(Dataset entries)
|---|

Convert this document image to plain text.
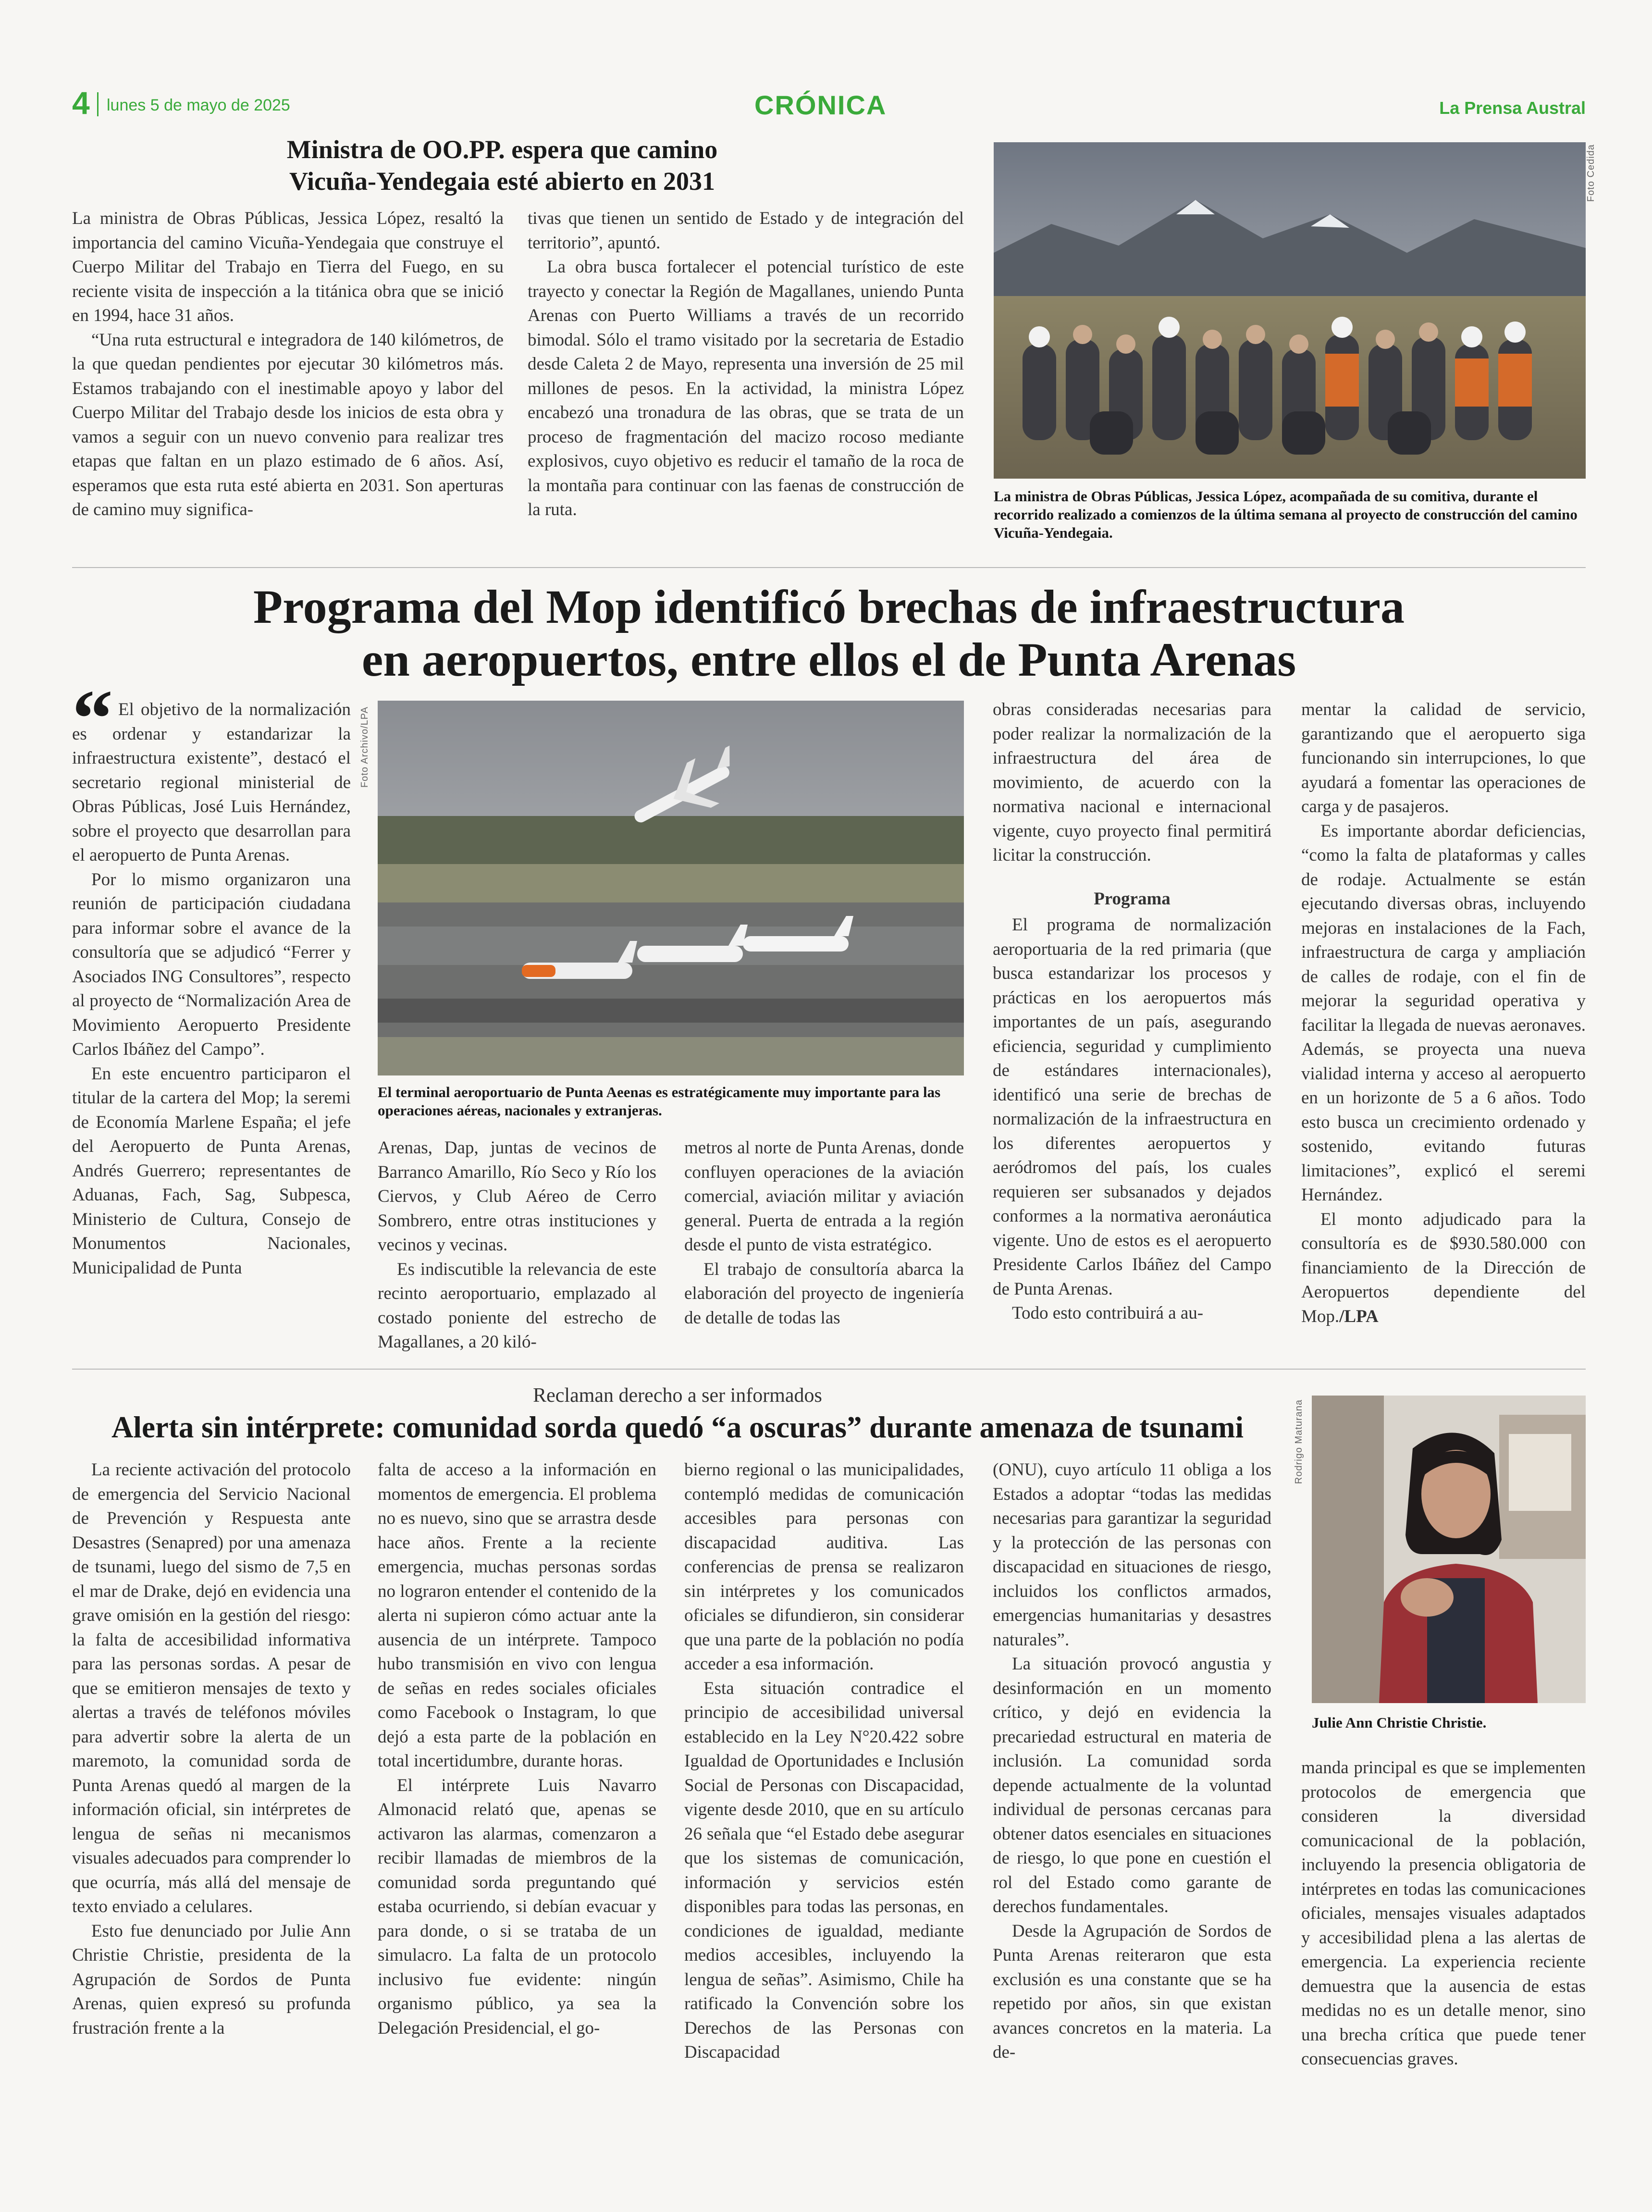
4 lunes 5 de mayo de 2025	CRÓNICA	La Prensa Austral
Ministra de OO.PP. espera que camino
Vicuña-Yendegaia esté abierto en 2031

La ministra de Obras Públicas, Jessica López, resaltó la importancia del camino Vicuña-Yendegaia que construye el Cuerpo Militar del Trabajo en Tierra del Fuego, en su reciente visita de inspección a la titánica obra que se inició en 1994, hace 31 años.

“Una ruta estructural e integradora de 140 kilómetros, de la que quedan pendientes por ejecutar 30 kilómetros más. Estamos trabajando con el inestimable apoyo y labor del Cuerpo Militar del Trabajo desde los inicios de esta obra y vamos a seguir con un nuevo convenio para realizar tres etapas que faltan en un plazo estimado de 6 años. Así, esperamos que esta ruta esté abierta en 2031. Son aperturas de camino muy significa-

tivas que tienen un sentido de Estado y de integración del territorio”, apuntó.

La obra busca fortalecer el potencial turístico de este trayecto y conectar la Región de Magallanes, uniendo Punta Arenas con Puerto Williams a través de un recorrido bimodal. Sólo el tramo visitado por la secretaria de Estadio desde Caleta 2 de Mayo, representa una inversión de 25 mil millones de pesos. En la actividad, la ministra López encabezó una tronadura de las obras, que se trata de un proceso de fragmentación del macizo rocoso mediante explosivos, cuyo objetivo es reducir el tamaño de la roca de la montaña para continuar con las faenas de construcción de la ruta.

Foto Cedida
La ministra de Obras Públicas, Jessica López, acompañada de su comitiva, durante el recorrido realizado a comienzos de la última semana al proyecto de construcción del camino Vicuña-Yendegaia.
Programa del Mop identificó brechas de infraestructura
en aeropuertos, entre ellos el de Punta Arenas
“ El objetivo de la normalización es ordenar y estandarizar la infraestructura existente”, destacó el secretario regional ministerial de Obras Públicas, José Luis Hernández, sobre el proyecto que desarrollan para el aeropuerto de Punta Arenas.

Por lo mismo organizaron una reunión de participación ciudadana para informar sobre el avance de la consultoría que se adjudicó “Ferrer y Asociados ING Consultores”, respecto al proyecto de “Normalización Area de Movimiento Aeropuerto Presidente Carlos Ibáñez del Campo”.

En este encuentro participaron el titular de la cartera del Mop; la seremi de Economía Marlene España; el jefe del Aeropuerto de Punta Arenas, Andrés Guerrero; representantes de Aduanas, Fach, Sag, Subpesca, Ministerio de Cultura, Consejo de Monumentos Nacionales, Municipalidad de Punta

Foto Archivo/LPA
El terminal aeroportuario de Punta Aeenas es estratégicamente muy importante para las operaciones aéreas, nacionales y extranjeras.

Arenas, Dap, juntas de vecinos de Barranco Amarillo, Río Seco y Río los Ciervos, y Club Aéreo de Cerro Sombrero, entre otras instituciones y vecinos y vecinas.

Es indiscutible la relevancia de este recinto aeroportuario, emplazado al costado poniente del estrecho de Magallanes, a 20 kiló-

metros al norte de Punta Arenas, donde confluyen operaciones de la aviación comercial, aviación militar y aviación general. Puerta de entrada a la región desde el punto de vista estratégico.

El trabajo de consultoría abarca la elaboración del proyecto de ingeniería de detalle de todas las

obras consideradas necesarias para poder realizar la normalización de la infraestructura del área de movimiento, de acuerdo con la normativa nacional e internacional vigente, cuyo proyecto final permitirá licitar la construcción.

Programa

El programa de normalización aeroportuaria de la red primaria (que busca estandarizar los procesos y prácticas en los aeropuertos más importantes de un país, asegurando eficiencia, seguridad y cumplimiento de estándares internacionales), identificó una serie de brechas de normalización de la infraestructura en los diferentes aeropuertos y aeródromos del país, los cuales requieren ser subsanados y dejados conformes a la normativa aeronáutica vigente. Uno de estos es el aeropuerto Presidente Carlos Ibáñez del Campo de Punta Arenas.

Todo esto contribuirá a au-

mentar la calidad de servicio, garantizando que el aeropuerto siga funcionando sin interrupciones, lo que ayudará a fomentar las operaciones de carga y de pasajeros.

Es importante abordar deficiencias, “como la falta de plataformas y calles de rodaje. Actualmente se están ejecutando diversas obras, incluyendo mejoras en instalaciones de la Fach, infraestructura de carga y ampliación de calles de rodaje, con el fin de mejorar la seguridad operativa y facilitar la llegada de nuevas aeronaves. Además, se proyecta una nueva vialidad interna y acceso al aeropuerto en un horizonte de 5 a 6 años. Todo esto busca un crecimiento ordenado y sostenido, evitando futuras limitaciones”, explicó el seremi Hernández.

El monto adjudicado para la consultoría es de $930.580.000 con financiamiento de la Dirección de Aeropuertos dependiente del Mop./LPA

Reclaman derecho a ser informados
Alerta sin intérprete: comunidad sorda quedó “a oscuras” durante amenaza de tsunami

La reciente activación del protocolo de emergencia del Servicio Nacional de Prevención y Respuesta ante Desastres (Senapred) por una amenaza de tsunami, luego del sismo de 7,5 en el mar de Drake, dejó en evidencia una grave omisión en la gestión del riesgo: la falta de accesibilidad informativa para las personas sordas. A pesar de que se emitieron mensajes de texto y alertas a través de teléfonos móviles para advertir sobre la alerta de un maremoto, la comunidad sorda de Punta Arenas quedó al margen de la información oficial, sin intérpretes de lengua de señas ni mecanismos visuales adecuados para comprender lo que ocurría, más allá del mensaje de texto enviado a celulares.

Esto fue denunciado por Julie Ann Christie Christie, presidenta de la Agrupación de Sordos de Punta Arenas, quien expresó su profunda frustración frente a la

falta de acceso a la información en momentos de emergencia. El problema no es nuevo, sino que se arrastra desde hace años. Frente a la reciente emergencia, muchas personas sordas no lograron entender el contenido de la alerta ni supieron cómo actuar ante la ausencia de un intérprete. Tampoco hubo transmisión en vivo con lengua de señas en redes sociales oficiales como Facebook o Instagram, lo que dejó a esta parte de la población en total incertidumbre, durante horas.

El intérprete Luis Navarro Almonacid relató que, apenas se activaron las alarmas, comenzaron a recibir llamadas de miembros de la comunidad sorda preguntando qué estaba ocurriendo, si debían evacuar y para donde, o si se trataba de un simulacro. La falta de un protocolo inclusivo fue evidente: ningún organismo público, ya sea la Delegación Presidencial, el go-

bierno regional o las municipalidades, contempló medidas de comunicación accesibles para personas con discapacidad auditiva. Las conferencias de prensa se realizaron sin intérpretes y los comunicados oficiales se difundieron, sin considerar que una parte de la población no podía acceder a esa información.

Esta situación contradice el principio de accesibilidad universal establecido en la Ley N°20.422 sobre Igualdad de Oportunidades e Inclusión Social de Personas con Discapacidad, vigente desde 2010, que en su artículo 26 señala que “el Estado debe asegurar que los sistemas de comunicación, información y servicios estén disponibles para todas las personas, en condiciones de igualdad, mediante medios accesibles, incluyendo la lengua de señas”. Asimismo, Chile ha ratificado la Convención sobre los Derechos de las Personas con Discapacidad

(ONU), cuyo artículo 11 obliga a los Estados a adoptar “todas las medidas necesarias para garantizar la seguridad y la protección de las personas con discapacidad en situaciones de riesgo, incluidos los conflictos armados, emergencias humanitarias y desastres naturales”.

La situación provocó angustia y desinformación en un momento crítico, y dejó en evidencia la precariedad estructural en materia de inclusión. La comunidad sorda depende actualmente de la voluntad individual de personas cercanas para obtener datos esenciales en situaciones de riesgo, lo que pone en cuestión el rol del Estado como garante de derechos fundamentales.

Desde la Agrupación de Sordos de Punta Arenas reiteraron que esta exclusión es una constante que se ha repetido por años, sin que existan avances concretos en la materia. La de-

Rodrigo Maturana
Julie Ann Christie Christie.

manda principal es que se implementen protocolos de emergencia que consideren la diversidad comunicacional de la población, incluyendo la presencia obligatoria de intérpretes en todas las comunicaciones oficiales, mensajes visuales adaptados y accesibilidad plena a las alertas de emergencia. La experiencia reciente demuestra que la ausencia de estas medidas no es un detalle menor, sino una brecha crítica que puede tener consecuencias graves.
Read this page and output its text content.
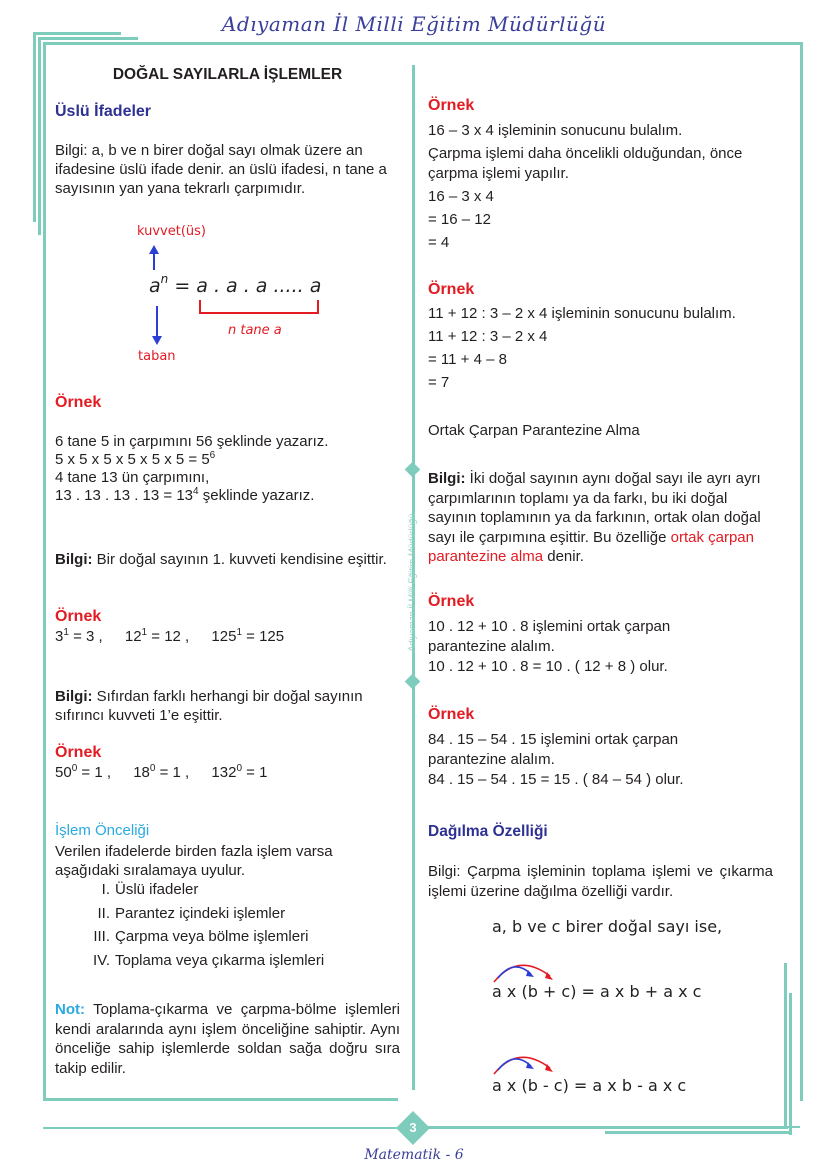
Adıyaman İl Milli Eğitim Müdürlüğü
3
Adıyaman İl Milli Eğitim Müdürlüğü
DOĞAL SAYILARLA İŞLEMLER
Üslü İfadeler
Bilgi: a, b ve n birer doğal sayı olmak üzere an ifadesine üslü ifade denir. an üslü ifadesi, n tane a sayısının yan yana tekrarlı çarpımıdır.
kuvvet(üs)
$a^n = a$ . a . a ..... a
n tane a
taban
Örnek
6 tane 5 in çarpımını 56 şeklinde yazarız.
5 x 5 x 5 x 5 x 5 x $5 = 5^6$
4 tane 13 ün çarpımını,
13 . 13 . 13 . $13 = 13^4$ şeklinde yazarız.
Bilgi: Bir doğal sayının 1. kuvveti kendisine eşittir.
Örnek
$3^1 = 3$ , $12^1 = 12$ , $125^1 = 125$
Bilgi: Sıfırdan farklı herhangi bir doğal sayının sıfırıncı kuvveti 1’e eşittir.
Örnek
$50^0 = 1$ , $18^0 = 1$ , $132^0 = 1$
İşlem Önceliği
Verilen ifadelerde birden fazla işlem varsa aşağıdaki sıralamaya uyulur.
I. Üslü ifadeler
II. Parantez içindeki işlemler
III. Çarpma veya bölme işlemleri
IV. Toplama veya çıkarma işlemleri
Not: Toplama-çıkarma ve çarpma-bölme işlemleri kendi aralarında aynı işlem önceliğine sahiptir. Aynı önceliğe sahip işlemlerde soldan sağa doğru sıra takip edilir.
Örnek
16 – 3 x 4 işleminin sonucunu bulalım.
Çarpma işlemi daha öncelikli olduğundan, önce çarpma işlemi yapılır.
16 – 3 x 4
= 16 – 12
= 4
Örnek
11 + 12 : 3 – 2 x 4 işleminin sonucunu bulalım.
11 + 12 : 3 – 2 x 4
= 11 + 4 – 8
= 7
Ortak Çarpan Parantezine Alma
Bilgi: İki doğal sayının aynı doğal sayı ile ayrı ayrı çarpımlarının toplamı ya da farkı, bu iki doğal sayının toplamının ya da farkının, ortak olan doğal sayı ile çarpımına eşittir. Bu özelliğe ortak çarpan parantezine alma denir.
Örnek
10 . 12 + 10 . 8 işlemini ortak çarpan parantezine alalım.
10 . 12 + 10 . 8 = 10 . ( 12 + 8 ) olur.
Örnek
84 . 15 – 54 . 15 işlemini ortak çarpan parantezine alalım.
84 . 15 – 54 . 15 = 15 . ( 84 – 54 ) olur.
Dağılma Özelliği
Bilgi: Çarpma işleminin toplama işlemi ve çıkarma işlemi üzerine dağılma özelliği vardır.
a, b ve c birer doğal sayı ise,
a x (b + c) = a x b + a x c
a x (b - c) = a x b - a x c
Matematik - 6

|---|

• _WHAT YOU WILL DO_: Locate all lines in the listing above with the word "entre" and copy them.

• _RESULT OF THE EXERCISE_:
en aeropuertos, entre ellos el de Punta Arenas
Arenas, Dap, juntas de vecinos de Barranco Amarillo, Río Seco y Río los Ciervos, y Club Aéreo de Cerro Sombrero, entre otras instituciones y vecinos y vecinas.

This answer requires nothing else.